Return all of the lines below exactly as they are.

* **Extracted records**:
- - -

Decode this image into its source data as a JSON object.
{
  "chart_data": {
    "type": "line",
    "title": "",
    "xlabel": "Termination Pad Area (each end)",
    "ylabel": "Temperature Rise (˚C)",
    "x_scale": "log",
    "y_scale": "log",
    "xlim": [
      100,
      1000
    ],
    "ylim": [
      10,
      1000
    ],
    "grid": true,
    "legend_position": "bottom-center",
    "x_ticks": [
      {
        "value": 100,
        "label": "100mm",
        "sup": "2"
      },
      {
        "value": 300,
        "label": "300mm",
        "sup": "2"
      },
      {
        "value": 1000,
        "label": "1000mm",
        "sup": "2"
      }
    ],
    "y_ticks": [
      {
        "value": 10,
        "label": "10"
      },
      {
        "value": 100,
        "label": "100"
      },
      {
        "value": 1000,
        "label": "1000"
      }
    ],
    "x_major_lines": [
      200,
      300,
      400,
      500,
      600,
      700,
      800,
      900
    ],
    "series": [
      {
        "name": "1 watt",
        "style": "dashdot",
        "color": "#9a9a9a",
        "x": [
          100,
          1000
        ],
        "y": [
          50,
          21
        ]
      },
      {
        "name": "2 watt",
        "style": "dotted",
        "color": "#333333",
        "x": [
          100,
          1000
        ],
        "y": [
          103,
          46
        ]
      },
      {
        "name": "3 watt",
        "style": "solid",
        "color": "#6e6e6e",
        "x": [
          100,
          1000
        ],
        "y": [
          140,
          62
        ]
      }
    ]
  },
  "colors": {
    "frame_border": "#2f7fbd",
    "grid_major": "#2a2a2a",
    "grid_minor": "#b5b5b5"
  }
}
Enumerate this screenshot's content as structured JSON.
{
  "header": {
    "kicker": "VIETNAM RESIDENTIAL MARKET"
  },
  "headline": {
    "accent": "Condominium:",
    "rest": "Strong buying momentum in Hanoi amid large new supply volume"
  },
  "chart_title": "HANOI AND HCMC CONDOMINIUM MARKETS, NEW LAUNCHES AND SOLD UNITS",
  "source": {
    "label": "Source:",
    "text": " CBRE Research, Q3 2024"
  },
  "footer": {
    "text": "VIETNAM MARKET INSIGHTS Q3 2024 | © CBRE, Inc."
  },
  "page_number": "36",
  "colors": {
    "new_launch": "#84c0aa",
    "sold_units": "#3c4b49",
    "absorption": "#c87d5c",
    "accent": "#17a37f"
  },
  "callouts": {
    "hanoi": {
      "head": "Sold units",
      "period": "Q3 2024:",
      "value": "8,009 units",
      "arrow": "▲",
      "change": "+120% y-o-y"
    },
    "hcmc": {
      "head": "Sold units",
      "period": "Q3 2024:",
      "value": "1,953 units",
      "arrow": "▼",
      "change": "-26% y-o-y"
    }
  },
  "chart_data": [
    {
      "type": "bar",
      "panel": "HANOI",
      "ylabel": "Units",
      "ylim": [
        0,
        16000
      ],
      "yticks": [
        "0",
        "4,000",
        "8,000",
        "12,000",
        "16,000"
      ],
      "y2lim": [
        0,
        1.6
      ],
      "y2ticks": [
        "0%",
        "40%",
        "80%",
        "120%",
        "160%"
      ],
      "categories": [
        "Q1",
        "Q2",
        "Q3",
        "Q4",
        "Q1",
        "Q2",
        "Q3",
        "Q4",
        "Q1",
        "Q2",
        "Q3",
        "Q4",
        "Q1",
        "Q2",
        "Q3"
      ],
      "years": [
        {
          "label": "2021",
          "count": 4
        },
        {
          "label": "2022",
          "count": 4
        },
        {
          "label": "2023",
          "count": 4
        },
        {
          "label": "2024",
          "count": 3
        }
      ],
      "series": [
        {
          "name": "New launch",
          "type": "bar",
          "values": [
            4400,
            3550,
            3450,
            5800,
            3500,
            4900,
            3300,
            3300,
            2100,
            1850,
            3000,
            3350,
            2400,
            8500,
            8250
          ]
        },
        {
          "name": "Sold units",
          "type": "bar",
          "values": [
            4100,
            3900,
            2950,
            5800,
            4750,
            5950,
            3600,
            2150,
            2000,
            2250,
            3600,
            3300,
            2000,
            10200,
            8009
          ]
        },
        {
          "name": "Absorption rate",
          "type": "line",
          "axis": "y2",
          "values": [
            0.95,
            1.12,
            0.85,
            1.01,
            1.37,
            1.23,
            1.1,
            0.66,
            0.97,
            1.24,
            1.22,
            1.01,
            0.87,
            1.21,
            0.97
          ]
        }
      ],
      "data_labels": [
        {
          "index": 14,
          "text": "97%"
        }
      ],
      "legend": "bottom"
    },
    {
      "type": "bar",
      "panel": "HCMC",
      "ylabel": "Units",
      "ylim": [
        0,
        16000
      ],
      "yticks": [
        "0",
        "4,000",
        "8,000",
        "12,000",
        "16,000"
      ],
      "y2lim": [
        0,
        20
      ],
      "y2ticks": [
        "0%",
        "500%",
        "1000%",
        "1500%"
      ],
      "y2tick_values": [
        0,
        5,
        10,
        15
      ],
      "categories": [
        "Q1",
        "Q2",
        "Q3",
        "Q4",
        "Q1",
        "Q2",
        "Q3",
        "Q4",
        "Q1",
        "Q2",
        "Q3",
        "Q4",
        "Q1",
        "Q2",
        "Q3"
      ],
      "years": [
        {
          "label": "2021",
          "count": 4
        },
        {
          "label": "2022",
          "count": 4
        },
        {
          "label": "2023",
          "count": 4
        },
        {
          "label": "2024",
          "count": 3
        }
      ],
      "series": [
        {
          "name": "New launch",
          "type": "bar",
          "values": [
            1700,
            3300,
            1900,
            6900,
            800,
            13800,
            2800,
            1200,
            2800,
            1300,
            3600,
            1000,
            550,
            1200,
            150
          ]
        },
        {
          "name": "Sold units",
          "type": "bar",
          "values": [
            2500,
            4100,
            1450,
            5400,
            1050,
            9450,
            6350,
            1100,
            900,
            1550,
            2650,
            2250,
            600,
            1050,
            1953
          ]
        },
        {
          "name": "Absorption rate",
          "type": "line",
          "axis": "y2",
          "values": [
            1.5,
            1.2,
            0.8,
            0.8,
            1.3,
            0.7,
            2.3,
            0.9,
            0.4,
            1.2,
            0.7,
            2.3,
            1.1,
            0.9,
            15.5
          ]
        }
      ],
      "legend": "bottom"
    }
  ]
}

- - -

* **Solution to this task**:
Decode this image into its source data as a JSON object.
{
  "chart_data": {
    "type": "line",
    "title": "",
    "xlabel": "Termination Pad Area (each end)",
    "ylabel": "Temperature Rise (˚C)",
    "x_scale": "log",
    "y_scale": "log",
    "xlim": [
      100,
      1000
    ],
    "ylim": [
      10,
      1000
    ],
    "grid": true,
    "legend_position": "bottom-center",
    "x_ticks": [
      {
        "value": 100,
        "label": "100mm",
        "sup": "2"
      },
      {
        "value": 300,
        "label": "300mm",
        "sup": "2"
      },
      {
        "value": 1000,
        "label": "1000mm",
        "sup": "2"
      }
    ],
    "y_ticks": [
      {
        "value": 10,
        "label": "10"
      },
      {
        "value": 100,
        "label": "100"
      },
      {
        "value": 1000,
        "label": "1000"
      }
    ],
    "x_major_lines": [
      200,
      300,
      400,
      500,
      600,
      700,
      800,
      900
    ],
    "series": [
      {
        "name": "1 watt",
        "style": "dashdot",
        "color": "#9a9a9a",
        "x": [
          100,
          1000
        ],
        "y": [
          50,
          21
        ]
      },
      {
        "name": "2 watt",
        "style": "dotted",
        "color": "#333333",
        "x": [
          100,
          1000
        ],
        "y": [
          103,
          46
        ]
      },
      {
        "name": "3 watt",
        "style": "solid",
        "color": "#6e6e6e",
        "x": [
          100,
          1000
        ],
        "y": [
          140,
          62
        ]
      }
    ]
  },
  "colors": {
    "frame_border": "#2f7fbd",
    "grid_major": "#2a2a2a",
    "grid_minor": "#b5b5b5"
  }
}
Enumerate this screenshot's content as structured JSON.
{
  "header": {
    "kicker": "VIETNAM RESIDENTIAL MARKET"
  },
  "headline": {
    "accent": "Condominium:",
    "rest": "Strong buying momentum in Hanoi amid large new supply volume"
  },
  "chart_title": "HANOI AND HCMC CONDOMINIUM MARKETS, NEW LAUNCHES AND SOLD UNITS",
  "source": {
    "label": "Source:",
    "text": " CBRE Research, Q3 2024"
  },
  "footer": {
    "text": "VIETNAM MARKET INSIGHTS Q3 2024 | © CBRE, Inc."
  },
  "page_number": "36",
  "colors": {
    "new_launch": "#84c0aa",
    "sold_units": "#3c4b49",
    "absorption": "#c87d5c",
    "accent": "#17a37f"
  },
  "callouts": {
    "hanoi": {
      "head": "Sold units",
      "period": "Q3 2024:",
      "value": "8,009 units",
      "arrow": "▲",
      "change": "+120% y-o-y"
    },
    "hcmc": {
      "head": "Sold units",
      "period": "Q3 2024:",
      "value": "1,953 units",
      "arrow": "▼",
      "change": "-26% y-o-y"
    }
  },
  "chart_data": [
    {
      "type": "bar",
      "panel": "HANOI",
      "ylabel": "Units",
      "ylim": [
        0,
        16000
      ],
      "yticks": [
        "0",
        "4,000",
        "8,000",
        "12,000",
        "16,000"
      ],
      "y2lim": [
        0,
        1.6
      ],
      "y2ticks": [
        "0%",
        "40%",
        "80%",
        "120%",
        "160%"
      ],
      "categories": [
        "Q1",
        "Q2",
        "Q3",
        "Q4",
        "Q1",
        "Q2",
        "Q3",
        "Q4",
        "Q1",
        "Q2",
        "Q3",
        "Q4",
        "Q1",
        "Q2",
        "Q3"
      ],
      "years": [
        {
          "label": "2021",
          "count": 4
        },
        {
          "label": "2022",
          "count": 4
        },
        {
          "label": "2023",
          "count": 4
        },
        {
          "label": "2024",
          "count": 3
        }
      ],
      "series": [
        {
          "name": "New launch",
          "type": "bar",
          "values": [
            4400,
            3550,
            3450,
            5800,
            3500,
            4900,
            3300,
            3300,
            2100,
            1850,
            3000,
            3350,
            2400,
            8500,
            8250
          ]
        },
        {
          "name": "Sold units",
          "type": "bar",
          "values": [
            4100,
            3900,
            2950,
            5800,
            4750,
            5950,
            3600,
            2150,
            2000,
            2250,
            3600,
            3300,
            2000,
            10200,
            8009
          ]
        },
        {
          "name": "Absorption rate",
          "type": "line",
          "axis": "y2",
          "values": [
            0.95,
            1.12,
            0.85,
            1.01,
            1.37,
            1.23,
            1.1,
            0.66,
            0.97,
            1.24,
            1.22,
            1.01,
            0.87,
            1.21,
            0.97
          ]
        }
      ],
      "data_labels": [
        {
          "index": 14,
          "text": "97%"
        }
      ],
      "legend": "bottom"
    },
    {
      "type": "bar",
      "panel": "HCMC",
      "ylabel": "Units",
      "ylim": [
        0,
        16000
      ],
      "yticks": [
        "0",
        "4,000",
        "8,000",
        "12,000",
        "16,000"
      ],
      "y2lim": [
        0,
        20
      ],
      "y2ticks": [
        "0%",
        "500%",
        "1000%",
        "1500%"
      ],
      "y2tick_values": [
        0,
        5,
        10,
        15
      ],
      "categories": [
        "Q1",
        "Q2",
        "Q3",
        "Q4",
        "Q1",
        "Q2",
        "Q3",
        "Q4",
        "Q1",
        "Q2",
        "Q3",
        "Q4",
        "Q1",
        "Q2",
        "Q3"
      ],
      "years": [
        {
          "label": "2021",
          "count": 4
        },
        {
          "label": "2022",
          "count": 4
        },
        {
          "label": "2023",
          "count": 4
        },
        {
          "label": "2024",
          "count": 3
        }
      ],
      "series": [
        {
          "name": "New launch",
          "type": "bar",
          "values": [
            1700,
            3300,
            1900,
            6900,
            800,
            13800,
            2800,
            1200,
            2800,
            1300,
            3600,
            1000,
            550,
            1200,
            150
          ]
        },
        {
          "name": "Sold units",
          "type": "bar",
          "values": [
            2500,
            4100,
            1450,
            5400,
            1050,
            9450,
            6350,
            1100,
            900,
            1550,
            2650,
            2250,
            600,
            1050,
            1953
          ]
        },
        {
          "name": "Absorption rate",
          "type": "line",
          "axis": "y2",
          "values": [
            1.5,
            1.2,
            0.8,
            0.8,
            1.3,
            0.7,
            2.3,
            0.9,
            0.4,
            1.2,
            0.7,
            2.3,
            1.1,
            0.9,
            15.5
          ]
        }
      ],
      "legend": "bottom"
    }
  ]
}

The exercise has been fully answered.